THE RECORDS:

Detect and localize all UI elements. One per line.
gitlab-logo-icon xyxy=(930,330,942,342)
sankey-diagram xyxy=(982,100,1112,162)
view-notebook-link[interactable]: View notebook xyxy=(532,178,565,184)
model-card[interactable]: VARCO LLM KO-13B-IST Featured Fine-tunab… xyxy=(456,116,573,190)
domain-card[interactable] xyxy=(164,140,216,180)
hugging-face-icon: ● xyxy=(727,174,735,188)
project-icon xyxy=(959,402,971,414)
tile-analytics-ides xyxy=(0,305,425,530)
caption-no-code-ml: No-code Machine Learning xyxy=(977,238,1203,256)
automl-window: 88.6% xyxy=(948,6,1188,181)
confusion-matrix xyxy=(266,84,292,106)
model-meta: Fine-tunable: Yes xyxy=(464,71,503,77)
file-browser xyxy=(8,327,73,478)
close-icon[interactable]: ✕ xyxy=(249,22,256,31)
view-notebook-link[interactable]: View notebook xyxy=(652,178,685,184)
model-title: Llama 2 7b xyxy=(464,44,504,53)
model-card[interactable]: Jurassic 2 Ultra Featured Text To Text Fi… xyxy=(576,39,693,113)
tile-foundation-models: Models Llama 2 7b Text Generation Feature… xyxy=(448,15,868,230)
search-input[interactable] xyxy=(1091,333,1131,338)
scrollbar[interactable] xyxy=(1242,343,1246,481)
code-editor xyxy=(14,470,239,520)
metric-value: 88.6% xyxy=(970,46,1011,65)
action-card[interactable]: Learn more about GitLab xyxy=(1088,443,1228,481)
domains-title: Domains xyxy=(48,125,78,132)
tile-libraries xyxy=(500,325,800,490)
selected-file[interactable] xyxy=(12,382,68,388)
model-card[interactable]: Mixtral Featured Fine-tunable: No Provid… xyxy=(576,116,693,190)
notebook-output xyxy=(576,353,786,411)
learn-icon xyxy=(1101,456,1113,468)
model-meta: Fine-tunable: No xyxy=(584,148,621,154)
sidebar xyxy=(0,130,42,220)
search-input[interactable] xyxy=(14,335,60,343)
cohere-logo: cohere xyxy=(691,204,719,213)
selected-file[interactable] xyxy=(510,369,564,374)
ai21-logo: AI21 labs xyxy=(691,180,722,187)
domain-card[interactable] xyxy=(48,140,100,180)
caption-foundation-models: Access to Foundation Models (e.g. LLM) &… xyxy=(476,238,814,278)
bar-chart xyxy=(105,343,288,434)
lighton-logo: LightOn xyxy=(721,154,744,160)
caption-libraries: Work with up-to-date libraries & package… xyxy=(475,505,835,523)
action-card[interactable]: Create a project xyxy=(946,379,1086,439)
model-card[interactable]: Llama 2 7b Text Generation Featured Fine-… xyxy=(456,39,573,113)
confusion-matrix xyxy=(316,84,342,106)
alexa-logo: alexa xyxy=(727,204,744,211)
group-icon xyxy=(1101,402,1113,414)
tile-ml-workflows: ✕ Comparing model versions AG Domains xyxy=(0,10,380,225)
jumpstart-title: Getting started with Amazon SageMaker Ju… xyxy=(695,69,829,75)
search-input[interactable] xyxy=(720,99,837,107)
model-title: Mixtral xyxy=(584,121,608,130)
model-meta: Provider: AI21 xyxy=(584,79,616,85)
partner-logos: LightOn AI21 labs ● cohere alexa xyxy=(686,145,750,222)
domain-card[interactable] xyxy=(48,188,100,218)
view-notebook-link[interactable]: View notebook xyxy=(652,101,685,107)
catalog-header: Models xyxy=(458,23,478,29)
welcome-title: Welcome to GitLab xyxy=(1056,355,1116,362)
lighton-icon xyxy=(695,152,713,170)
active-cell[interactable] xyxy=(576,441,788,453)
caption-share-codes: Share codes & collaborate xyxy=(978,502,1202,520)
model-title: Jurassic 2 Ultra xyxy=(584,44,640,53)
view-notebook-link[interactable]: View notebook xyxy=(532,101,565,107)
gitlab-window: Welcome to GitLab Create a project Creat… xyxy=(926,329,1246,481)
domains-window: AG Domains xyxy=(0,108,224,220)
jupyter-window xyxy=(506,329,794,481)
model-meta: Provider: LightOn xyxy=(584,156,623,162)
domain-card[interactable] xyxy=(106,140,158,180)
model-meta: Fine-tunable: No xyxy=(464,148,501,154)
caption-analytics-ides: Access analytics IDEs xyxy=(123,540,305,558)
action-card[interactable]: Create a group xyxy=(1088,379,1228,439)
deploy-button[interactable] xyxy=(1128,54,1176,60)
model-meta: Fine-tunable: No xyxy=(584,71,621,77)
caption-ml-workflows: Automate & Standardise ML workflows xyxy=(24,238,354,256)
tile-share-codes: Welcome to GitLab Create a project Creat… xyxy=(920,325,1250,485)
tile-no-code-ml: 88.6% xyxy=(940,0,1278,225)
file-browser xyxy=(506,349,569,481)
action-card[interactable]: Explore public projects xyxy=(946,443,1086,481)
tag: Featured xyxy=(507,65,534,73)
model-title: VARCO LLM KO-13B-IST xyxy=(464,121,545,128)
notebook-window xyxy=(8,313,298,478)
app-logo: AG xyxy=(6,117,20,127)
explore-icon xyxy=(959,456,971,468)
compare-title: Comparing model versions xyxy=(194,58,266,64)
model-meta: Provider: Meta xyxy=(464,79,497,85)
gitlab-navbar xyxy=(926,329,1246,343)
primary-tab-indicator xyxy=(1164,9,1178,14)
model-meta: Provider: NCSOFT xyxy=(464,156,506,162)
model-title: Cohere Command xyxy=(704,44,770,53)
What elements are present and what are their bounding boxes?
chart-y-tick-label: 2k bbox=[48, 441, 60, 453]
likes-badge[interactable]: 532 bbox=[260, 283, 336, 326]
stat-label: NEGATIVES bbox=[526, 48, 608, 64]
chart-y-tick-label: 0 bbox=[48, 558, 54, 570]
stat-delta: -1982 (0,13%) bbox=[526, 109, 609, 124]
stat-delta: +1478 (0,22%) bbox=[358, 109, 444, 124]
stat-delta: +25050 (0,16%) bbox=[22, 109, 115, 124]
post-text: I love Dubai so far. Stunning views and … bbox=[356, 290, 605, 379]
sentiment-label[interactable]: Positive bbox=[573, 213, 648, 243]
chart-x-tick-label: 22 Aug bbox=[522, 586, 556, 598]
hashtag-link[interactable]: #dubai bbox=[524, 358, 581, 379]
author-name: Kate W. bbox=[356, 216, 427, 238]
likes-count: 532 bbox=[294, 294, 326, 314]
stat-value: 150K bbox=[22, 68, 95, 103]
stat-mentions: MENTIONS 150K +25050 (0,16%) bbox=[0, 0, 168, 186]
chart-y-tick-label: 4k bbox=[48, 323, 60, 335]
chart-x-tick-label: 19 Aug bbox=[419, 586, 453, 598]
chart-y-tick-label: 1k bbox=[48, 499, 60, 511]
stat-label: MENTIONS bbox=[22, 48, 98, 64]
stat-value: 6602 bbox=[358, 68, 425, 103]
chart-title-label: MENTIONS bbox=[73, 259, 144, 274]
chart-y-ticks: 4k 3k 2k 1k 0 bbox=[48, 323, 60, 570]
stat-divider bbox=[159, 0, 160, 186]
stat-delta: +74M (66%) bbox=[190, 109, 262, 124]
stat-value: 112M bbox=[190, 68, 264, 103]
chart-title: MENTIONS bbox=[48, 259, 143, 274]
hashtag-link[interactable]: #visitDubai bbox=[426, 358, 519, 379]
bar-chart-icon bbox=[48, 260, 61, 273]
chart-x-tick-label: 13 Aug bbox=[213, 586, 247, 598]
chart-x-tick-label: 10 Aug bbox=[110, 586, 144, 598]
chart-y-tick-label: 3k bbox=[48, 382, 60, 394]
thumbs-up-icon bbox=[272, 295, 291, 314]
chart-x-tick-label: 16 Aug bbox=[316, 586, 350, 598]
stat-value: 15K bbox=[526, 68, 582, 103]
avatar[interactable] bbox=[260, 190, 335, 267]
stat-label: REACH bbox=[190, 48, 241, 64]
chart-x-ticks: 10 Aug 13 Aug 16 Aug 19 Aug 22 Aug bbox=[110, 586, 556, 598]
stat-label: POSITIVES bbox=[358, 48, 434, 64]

PROBLEM STATEMENT: Transcribe the rows from the first one through the line containing "caption-no-code-ml: No-code Machine", both included, without any changes.

WRITTEN RESPONSE:
Detect and localize all UI elements. One per line.
gitlab-logo-icon xyxy=(930,330,942,342)
sankey-diagram xyxy=(982,100,1112,162)
view-notebook-link[interactable]: View notebook xyxy=(532,178,565,184)
model-card[interactable]: VARCO LLM KO-13B-IST Featured Fine-tunab… xyxy=(456,116,573,190)
domain-card[interactable] xyxy=(164,140,216,180)
hugging-face-icon: ● xyxy=(727,174,735,188)
project-icon xyxy=(959,402,971,414)
tile-analytics-ides xyxy=(0,305,425,530)
caption-no-code-ml: No-code Machine Learning xyxy=(977,238,1203,256)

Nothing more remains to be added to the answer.